- _WHAT THE EXERCISE ASKS_:
Below are some records; work out how many of their lines contain "Spectral" and give the number only.

Figure dataset records
════════
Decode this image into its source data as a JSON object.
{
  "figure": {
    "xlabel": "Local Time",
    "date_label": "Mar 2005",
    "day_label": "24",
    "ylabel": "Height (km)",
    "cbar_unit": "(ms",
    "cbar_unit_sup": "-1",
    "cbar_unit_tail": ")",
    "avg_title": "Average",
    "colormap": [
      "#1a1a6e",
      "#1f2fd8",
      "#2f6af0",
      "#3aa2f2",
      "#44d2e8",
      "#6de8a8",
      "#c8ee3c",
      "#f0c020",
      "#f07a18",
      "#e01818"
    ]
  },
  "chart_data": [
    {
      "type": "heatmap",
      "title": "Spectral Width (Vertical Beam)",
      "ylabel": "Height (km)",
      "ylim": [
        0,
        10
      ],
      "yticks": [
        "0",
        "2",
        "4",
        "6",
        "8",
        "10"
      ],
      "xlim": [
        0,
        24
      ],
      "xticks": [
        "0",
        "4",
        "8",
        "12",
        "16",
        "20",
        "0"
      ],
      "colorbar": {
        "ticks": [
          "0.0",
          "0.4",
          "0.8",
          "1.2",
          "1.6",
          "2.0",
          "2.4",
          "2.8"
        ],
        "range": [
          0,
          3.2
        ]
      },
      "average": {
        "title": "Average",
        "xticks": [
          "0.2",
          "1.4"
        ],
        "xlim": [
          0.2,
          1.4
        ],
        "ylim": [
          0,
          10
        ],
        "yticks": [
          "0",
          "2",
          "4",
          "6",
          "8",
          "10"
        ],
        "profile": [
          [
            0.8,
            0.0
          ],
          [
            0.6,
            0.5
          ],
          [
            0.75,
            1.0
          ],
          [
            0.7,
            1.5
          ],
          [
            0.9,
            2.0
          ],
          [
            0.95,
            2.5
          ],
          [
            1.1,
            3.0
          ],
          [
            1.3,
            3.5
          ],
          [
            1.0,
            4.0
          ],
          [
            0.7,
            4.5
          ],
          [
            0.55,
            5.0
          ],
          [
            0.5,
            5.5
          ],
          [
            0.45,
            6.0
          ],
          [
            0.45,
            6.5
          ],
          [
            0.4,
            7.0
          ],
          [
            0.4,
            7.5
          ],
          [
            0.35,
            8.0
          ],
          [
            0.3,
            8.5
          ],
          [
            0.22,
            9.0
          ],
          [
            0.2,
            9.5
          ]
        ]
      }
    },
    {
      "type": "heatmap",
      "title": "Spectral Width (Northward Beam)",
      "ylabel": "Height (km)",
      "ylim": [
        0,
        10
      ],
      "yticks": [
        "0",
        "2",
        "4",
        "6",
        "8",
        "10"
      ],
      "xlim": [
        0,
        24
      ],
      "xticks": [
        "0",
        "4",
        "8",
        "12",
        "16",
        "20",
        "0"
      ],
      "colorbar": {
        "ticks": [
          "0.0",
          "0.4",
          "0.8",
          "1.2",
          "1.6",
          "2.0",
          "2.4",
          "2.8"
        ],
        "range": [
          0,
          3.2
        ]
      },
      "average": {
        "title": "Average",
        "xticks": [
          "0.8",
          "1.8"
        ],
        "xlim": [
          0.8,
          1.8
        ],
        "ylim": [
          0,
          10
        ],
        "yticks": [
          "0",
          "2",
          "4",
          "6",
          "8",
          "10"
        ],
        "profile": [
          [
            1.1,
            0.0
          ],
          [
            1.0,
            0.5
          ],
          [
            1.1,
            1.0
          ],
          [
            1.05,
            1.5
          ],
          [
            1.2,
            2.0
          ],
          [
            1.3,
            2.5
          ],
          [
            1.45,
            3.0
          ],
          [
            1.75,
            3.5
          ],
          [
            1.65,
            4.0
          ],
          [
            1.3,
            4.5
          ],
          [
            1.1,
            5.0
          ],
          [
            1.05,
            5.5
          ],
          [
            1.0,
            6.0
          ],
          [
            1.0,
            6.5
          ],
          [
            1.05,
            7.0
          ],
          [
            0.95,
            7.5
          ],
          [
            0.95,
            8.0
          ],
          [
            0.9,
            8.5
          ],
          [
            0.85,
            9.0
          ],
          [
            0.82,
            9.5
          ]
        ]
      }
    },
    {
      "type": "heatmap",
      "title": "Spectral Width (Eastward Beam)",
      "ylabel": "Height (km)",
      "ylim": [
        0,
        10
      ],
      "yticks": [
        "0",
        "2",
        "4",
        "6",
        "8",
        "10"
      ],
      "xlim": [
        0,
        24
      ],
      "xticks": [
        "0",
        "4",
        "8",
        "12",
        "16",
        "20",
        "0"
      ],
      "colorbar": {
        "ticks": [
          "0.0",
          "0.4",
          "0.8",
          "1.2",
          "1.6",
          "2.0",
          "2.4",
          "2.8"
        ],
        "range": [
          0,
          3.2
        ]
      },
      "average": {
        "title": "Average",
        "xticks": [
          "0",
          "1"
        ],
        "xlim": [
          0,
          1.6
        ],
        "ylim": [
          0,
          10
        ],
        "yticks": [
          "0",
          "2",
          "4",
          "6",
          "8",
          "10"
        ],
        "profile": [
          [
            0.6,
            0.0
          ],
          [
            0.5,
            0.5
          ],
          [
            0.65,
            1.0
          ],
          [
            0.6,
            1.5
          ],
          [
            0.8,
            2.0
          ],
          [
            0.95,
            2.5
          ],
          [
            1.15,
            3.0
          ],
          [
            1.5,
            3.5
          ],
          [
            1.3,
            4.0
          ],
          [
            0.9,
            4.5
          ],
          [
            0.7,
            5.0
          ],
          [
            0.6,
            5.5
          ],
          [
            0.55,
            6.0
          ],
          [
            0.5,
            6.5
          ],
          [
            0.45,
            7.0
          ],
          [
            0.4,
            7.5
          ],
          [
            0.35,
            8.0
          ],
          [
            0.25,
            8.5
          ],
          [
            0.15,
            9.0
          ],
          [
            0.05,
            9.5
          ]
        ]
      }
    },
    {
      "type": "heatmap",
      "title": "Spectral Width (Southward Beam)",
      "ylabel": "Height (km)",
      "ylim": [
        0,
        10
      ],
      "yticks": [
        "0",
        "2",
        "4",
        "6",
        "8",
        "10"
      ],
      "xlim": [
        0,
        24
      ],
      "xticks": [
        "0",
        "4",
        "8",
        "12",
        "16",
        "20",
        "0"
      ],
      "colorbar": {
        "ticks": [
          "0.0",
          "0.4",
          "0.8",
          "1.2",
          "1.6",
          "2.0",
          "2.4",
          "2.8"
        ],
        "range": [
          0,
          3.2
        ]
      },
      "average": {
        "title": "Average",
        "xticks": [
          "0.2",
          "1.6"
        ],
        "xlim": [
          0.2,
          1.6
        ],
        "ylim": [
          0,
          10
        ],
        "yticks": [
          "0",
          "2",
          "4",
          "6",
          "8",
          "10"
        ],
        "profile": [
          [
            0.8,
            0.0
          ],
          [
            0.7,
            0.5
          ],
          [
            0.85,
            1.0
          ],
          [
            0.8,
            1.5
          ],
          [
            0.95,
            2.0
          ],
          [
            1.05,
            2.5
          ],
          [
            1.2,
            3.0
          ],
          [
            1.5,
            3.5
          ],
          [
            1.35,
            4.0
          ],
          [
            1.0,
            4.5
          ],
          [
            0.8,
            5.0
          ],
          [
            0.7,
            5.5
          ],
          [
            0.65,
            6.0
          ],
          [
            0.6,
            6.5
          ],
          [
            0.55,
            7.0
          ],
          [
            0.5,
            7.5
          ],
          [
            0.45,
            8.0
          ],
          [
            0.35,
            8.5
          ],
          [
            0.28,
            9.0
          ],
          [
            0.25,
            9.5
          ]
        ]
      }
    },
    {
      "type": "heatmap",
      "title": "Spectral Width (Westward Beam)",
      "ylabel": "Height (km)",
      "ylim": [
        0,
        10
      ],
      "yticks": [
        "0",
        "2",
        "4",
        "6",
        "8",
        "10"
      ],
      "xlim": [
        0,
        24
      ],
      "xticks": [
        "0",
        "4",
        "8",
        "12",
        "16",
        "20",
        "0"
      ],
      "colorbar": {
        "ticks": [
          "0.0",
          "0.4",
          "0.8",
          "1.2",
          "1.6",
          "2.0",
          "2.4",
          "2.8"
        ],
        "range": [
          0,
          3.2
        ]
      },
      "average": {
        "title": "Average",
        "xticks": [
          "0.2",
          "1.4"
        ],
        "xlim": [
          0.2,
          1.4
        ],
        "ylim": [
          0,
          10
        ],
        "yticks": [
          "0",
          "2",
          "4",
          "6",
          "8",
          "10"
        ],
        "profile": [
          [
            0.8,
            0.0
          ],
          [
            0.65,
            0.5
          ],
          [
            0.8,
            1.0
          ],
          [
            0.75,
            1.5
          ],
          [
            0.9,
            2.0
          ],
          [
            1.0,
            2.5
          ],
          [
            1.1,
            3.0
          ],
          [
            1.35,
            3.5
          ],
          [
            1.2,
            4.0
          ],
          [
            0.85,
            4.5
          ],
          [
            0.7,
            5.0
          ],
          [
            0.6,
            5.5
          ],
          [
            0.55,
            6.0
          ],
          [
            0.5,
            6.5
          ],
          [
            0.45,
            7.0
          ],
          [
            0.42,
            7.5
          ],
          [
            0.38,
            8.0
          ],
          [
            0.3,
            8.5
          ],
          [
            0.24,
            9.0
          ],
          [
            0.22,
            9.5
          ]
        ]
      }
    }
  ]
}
════════
- _SOLUTION BELOW_:
5